== Given records ==

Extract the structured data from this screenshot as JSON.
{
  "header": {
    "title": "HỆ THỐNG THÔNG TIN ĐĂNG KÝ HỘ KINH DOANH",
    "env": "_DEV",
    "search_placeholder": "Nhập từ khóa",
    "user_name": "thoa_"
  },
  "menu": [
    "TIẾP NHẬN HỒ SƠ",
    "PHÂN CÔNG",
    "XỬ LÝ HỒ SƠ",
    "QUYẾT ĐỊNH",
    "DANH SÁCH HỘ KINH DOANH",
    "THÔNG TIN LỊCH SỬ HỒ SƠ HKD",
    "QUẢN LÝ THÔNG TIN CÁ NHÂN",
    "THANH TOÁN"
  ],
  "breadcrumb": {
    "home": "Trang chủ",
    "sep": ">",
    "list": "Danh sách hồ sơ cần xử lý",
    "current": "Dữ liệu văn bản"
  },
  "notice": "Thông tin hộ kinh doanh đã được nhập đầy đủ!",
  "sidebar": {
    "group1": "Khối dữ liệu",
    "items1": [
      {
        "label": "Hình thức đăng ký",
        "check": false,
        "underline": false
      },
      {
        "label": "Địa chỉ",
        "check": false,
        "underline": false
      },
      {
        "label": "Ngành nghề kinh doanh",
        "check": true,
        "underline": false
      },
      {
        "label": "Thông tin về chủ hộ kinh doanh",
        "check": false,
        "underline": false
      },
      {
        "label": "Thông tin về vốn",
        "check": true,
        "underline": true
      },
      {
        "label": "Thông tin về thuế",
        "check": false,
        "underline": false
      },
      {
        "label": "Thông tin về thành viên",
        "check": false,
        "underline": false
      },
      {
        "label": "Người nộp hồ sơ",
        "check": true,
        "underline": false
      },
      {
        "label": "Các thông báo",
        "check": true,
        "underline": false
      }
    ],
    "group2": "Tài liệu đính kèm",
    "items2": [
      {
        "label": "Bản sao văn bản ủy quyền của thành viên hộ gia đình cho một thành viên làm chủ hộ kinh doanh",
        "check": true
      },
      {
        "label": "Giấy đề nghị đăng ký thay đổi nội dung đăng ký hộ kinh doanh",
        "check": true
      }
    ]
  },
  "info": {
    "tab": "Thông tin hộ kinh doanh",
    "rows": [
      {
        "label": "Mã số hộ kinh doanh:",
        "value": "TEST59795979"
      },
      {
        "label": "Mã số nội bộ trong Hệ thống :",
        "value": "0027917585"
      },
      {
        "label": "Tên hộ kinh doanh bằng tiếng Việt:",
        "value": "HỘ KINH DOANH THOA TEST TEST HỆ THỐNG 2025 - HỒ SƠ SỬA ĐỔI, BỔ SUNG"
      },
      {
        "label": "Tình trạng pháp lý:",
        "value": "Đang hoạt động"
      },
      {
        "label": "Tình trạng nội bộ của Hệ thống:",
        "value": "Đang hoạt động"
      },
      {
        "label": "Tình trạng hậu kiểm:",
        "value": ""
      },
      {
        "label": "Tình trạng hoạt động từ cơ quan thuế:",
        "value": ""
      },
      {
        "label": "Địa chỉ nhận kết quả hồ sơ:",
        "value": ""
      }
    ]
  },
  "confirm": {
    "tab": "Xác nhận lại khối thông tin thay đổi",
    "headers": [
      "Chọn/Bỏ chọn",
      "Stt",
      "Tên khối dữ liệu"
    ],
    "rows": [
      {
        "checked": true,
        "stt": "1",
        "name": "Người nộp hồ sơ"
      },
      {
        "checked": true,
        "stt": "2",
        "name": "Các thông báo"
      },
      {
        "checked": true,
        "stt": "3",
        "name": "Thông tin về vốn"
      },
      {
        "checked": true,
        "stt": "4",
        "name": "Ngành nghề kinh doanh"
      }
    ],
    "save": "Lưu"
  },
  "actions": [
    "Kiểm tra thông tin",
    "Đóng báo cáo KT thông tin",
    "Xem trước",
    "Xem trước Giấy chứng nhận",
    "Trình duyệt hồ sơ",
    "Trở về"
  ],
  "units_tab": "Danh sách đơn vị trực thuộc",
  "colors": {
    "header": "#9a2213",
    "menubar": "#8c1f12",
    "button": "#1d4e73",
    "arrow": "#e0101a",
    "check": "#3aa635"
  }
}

===

Gather each line holding the string "liệu".

_Result below_.
    "current": "Dữ liệu văn bản"
    "group1": "Khối dữ liệu",
    "group2": "Tài liệu đính kèm",
      "Tên khối dữ liệu"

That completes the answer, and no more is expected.